* [ASSIGNMENT] Wherever the word "wirusem" appears in a line of the records, copy that line.

(Document text records)
──────────────────────────────
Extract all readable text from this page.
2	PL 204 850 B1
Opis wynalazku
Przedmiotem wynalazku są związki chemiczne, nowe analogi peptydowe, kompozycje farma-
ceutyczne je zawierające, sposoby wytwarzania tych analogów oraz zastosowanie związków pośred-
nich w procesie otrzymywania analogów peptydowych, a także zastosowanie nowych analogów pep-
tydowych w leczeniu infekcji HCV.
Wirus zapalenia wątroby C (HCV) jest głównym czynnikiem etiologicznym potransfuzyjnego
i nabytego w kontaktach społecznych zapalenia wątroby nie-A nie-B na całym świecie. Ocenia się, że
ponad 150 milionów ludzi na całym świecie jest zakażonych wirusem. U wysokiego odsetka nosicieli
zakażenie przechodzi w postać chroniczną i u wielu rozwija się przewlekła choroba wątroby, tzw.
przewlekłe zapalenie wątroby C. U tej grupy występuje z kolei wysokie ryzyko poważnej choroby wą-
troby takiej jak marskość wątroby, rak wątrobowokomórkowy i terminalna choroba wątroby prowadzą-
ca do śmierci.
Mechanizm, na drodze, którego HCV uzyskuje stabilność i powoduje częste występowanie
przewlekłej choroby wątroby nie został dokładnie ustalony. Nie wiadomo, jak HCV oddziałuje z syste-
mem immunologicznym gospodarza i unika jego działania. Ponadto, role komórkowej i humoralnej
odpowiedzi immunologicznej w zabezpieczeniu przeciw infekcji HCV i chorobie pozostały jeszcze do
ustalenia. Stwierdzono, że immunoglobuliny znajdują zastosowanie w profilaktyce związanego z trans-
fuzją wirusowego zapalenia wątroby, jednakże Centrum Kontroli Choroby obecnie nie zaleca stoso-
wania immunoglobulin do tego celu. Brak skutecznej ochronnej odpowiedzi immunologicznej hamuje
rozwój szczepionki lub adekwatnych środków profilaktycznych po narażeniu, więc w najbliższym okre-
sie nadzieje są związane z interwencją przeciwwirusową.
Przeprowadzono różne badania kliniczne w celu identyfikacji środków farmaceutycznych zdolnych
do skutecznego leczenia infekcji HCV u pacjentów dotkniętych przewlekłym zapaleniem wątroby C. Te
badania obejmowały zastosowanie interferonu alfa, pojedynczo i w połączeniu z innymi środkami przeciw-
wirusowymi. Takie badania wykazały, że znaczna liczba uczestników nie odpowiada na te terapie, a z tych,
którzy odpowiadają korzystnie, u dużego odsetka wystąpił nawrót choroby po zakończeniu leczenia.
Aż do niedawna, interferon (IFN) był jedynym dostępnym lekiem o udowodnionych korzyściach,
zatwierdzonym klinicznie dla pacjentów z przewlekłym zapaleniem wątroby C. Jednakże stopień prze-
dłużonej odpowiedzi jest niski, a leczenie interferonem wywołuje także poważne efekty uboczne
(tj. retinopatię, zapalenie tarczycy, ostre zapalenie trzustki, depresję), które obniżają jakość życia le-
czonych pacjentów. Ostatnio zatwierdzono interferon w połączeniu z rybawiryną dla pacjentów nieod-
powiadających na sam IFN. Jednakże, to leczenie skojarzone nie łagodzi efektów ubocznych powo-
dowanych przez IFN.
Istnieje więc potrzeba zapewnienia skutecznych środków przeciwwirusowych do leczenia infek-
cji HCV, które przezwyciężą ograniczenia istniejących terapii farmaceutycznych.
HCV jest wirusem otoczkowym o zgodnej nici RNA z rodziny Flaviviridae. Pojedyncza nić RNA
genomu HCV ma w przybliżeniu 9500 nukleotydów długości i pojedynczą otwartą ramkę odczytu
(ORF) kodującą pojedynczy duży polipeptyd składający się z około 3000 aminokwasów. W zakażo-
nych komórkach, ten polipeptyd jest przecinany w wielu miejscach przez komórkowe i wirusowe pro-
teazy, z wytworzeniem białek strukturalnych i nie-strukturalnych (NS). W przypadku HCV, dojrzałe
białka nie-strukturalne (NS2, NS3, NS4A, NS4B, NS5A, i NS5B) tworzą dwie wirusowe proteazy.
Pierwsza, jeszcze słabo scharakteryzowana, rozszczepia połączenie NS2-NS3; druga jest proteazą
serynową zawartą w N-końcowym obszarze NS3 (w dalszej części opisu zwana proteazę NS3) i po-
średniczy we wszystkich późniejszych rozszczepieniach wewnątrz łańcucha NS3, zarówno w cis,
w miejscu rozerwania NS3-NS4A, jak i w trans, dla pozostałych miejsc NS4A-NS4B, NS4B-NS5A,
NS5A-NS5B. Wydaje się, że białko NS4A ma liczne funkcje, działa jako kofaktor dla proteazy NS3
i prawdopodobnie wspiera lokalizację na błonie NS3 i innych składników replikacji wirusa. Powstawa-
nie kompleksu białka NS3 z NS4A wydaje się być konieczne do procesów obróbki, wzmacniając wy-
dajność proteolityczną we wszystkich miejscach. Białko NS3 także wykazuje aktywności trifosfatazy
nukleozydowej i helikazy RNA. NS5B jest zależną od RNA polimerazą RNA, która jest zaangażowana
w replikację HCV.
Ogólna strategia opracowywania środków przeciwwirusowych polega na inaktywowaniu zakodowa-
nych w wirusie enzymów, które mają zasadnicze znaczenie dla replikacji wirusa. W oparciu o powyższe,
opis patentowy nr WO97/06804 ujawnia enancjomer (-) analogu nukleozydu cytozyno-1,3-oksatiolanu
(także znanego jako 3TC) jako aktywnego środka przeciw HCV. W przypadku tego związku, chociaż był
──────────────────────────────
* [TASK OUTPUT]
ponad 150 milionów ludzi na całym świecie jest zakażonych wirusem. U wysokiego odsetka nosicieli
HCV jest wirusem otoczkowym o zgodnej nici RNA z rodziny Flaviviridae. Pojedyncza nić RNA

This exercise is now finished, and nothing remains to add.